● **Prompt**: Take each line containing "color" and report it exactly as written.

** BEGIN Stored rows **

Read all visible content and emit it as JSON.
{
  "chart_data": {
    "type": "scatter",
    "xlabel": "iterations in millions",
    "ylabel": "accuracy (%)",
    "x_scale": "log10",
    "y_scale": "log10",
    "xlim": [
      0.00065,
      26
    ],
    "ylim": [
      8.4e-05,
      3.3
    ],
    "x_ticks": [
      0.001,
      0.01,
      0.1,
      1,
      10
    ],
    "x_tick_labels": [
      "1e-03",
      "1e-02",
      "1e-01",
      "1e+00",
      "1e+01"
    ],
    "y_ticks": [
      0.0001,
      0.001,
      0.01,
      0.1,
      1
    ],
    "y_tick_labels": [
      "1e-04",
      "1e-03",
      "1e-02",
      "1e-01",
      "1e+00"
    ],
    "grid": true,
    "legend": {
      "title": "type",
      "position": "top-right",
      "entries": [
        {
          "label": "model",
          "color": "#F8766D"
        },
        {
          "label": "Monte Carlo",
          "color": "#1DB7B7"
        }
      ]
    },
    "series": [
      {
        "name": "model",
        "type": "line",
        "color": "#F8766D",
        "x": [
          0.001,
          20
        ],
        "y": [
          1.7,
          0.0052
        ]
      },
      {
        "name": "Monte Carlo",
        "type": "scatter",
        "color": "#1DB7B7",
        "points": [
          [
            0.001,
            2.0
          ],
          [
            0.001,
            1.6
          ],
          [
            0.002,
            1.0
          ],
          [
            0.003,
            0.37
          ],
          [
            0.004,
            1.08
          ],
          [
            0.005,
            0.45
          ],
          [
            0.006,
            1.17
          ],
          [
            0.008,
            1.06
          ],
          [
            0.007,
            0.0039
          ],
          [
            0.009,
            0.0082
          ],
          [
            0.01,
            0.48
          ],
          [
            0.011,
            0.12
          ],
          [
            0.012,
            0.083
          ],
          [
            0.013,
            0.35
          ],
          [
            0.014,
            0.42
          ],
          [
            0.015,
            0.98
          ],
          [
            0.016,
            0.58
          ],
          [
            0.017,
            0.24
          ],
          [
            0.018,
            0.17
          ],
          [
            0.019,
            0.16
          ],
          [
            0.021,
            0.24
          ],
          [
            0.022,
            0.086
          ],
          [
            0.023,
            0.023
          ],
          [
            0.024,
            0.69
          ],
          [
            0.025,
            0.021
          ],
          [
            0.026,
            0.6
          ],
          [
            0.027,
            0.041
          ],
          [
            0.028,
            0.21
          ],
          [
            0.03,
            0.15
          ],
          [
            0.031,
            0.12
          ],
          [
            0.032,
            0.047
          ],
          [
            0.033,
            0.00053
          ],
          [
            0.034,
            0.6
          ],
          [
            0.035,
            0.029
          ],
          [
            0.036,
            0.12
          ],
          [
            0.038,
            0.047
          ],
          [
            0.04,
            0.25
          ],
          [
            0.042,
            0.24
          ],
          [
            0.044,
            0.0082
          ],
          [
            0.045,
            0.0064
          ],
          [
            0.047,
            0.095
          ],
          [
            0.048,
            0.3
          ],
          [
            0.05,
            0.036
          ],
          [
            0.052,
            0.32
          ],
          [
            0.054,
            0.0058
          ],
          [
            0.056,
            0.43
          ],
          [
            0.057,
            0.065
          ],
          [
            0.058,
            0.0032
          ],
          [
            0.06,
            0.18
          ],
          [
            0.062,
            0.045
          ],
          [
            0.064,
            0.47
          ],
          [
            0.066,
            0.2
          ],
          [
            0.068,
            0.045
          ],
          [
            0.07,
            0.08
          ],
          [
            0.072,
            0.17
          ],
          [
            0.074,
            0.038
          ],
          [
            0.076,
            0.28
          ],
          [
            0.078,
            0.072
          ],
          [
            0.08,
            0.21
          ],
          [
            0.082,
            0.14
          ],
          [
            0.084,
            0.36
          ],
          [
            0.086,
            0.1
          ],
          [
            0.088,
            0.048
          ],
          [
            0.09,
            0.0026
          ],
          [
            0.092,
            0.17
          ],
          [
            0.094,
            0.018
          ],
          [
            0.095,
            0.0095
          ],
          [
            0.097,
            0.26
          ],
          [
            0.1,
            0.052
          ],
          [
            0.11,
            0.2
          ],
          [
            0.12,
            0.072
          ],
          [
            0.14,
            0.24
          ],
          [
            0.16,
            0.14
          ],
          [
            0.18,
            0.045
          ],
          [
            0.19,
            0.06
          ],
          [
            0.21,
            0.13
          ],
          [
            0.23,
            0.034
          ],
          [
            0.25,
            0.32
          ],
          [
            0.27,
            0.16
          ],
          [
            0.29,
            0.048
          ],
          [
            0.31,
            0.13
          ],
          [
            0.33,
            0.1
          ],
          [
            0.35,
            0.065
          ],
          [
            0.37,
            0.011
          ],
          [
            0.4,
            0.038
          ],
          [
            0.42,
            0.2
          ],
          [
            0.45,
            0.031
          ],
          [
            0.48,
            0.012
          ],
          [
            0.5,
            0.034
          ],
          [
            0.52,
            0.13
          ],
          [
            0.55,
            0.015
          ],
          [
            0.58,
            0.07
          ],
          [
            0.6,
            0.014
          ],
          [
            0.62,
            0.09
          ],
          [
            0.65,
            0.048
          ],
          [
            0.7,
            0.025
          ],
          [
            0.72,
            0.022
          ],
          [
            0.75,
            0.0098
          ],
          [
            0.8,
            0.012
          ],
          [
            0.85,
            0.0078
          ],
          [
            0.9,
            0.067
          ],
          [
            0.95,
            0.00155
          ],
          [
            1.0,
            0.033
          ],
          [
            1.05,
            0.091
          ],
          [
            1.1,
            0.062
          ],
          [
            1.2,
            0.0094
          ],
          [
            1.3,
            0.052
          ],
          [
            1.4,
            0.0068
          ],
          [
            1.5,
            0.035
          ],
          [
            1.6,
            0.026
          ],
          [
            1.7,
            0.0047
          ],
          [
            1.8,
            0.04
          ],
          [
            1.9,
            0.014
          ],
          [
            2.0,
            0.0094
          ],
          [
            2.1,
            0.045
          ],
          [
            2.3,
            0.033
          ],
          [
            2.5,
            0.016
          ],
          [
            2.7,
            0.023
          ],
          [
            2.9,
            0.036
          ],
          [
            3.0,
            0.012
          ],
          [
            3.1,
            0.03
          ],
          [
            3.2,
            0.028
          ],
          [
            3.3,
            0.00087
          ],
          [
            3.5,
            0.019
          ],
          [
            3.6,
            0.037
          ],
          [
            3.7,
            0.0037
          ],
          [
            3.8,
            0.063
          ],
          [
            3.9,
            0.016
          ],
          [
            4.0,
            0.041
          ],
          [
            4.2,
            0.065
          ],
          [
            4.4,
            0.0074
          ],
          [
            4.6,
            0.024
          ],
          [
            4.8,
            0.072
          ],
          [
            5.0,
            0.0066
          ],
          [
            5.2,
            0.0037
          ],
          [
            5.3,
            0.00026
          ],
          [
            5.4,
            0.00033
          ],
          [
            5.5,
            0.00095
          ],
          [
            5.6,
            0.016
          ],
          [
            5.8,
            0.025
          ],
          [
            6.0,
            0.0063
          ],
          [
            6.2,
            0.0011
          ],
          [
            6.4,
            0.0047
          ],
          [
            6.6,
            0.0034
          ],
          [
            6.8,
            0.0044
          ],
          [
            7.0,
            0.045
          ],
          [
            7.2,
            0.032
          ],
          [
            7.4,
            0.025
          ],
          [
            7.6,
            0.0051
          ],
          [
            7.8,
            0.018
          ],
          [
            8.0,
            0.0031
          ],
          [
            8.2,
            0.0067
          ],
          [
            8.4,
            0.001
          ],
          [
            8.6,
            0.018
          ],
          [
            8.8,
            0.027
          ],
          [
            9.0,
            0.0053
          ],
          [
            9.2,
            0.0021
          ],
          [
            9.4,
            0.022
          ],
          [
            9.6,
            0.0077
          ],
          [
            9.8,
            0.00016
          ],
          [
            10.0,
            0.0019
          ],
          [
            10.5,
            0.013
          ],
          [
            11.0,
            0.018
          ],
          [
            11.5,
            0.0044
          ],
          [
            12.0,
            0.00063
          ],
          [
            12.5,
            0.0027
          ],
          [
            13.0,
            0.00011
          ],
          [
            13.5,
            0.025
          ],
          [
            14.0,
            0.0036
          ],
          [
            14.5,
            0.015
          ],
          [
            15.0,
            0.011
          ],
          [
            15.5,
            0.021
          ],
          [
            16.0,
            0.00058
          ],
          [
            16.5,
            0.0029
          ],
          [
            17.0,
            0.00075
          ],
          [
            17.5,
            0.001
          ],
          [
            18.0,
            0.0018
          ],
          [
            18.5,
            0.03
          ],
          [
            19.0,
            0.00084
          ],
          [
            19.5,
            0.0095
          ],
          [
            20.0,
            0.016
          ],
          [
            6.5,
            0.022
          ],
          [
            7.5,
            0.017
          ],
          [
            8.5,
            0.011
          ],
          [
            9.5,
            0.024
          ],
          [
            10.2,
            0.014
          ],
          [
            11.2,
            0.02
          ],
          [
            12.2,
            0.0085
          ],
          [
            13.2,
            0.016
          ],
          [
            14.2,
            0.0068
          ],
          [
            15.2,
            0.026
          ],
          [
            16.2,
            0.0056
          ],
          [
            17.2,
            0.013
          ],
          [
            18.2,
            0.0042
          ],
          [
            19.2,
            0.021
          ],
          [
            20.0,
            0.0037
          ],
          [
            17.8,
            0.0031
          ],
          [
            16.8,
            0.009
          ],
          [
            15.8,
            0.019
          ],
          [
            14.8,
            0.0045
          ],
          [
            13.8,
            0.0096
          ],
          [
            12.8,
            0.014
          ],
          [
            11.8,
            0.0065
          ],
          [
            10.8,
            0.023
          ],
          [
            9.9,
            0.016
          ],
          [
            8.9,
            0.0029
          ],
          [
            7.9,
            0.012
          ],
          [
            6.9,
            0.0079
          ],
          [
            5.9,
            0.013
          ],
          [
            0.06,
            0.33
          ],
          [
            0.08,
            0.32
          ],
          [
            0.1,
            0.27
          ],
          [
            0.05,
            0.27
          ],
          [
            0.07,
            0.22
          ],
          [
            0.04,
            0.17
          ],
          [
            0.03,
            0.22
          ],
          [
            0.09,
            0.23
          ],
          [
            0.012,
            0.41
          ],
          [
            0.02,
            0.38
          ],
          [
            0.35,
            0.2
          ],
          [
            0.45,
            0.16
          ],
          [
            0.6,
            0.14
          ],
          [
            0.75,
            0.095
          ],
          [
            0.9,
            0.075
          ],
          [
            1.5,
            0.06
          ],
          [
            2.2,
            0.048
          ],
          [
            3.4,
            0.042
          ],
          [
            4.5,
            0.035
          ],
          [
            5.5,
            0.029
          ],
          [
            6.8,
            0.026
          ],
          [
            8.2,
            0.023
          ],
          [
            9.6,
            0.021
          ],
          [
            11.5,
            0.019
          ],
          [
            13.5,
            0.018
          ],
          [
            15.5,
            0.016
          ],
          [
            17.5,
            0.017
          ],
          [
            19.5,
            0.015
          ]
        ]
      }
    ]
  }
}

** END Stored rows **

● **Solution to the problem**:
          "color": "#F8766D"
          "color": "#1DB7B7"
        "color": "#F8766D",
        "color": "#1DB7B7",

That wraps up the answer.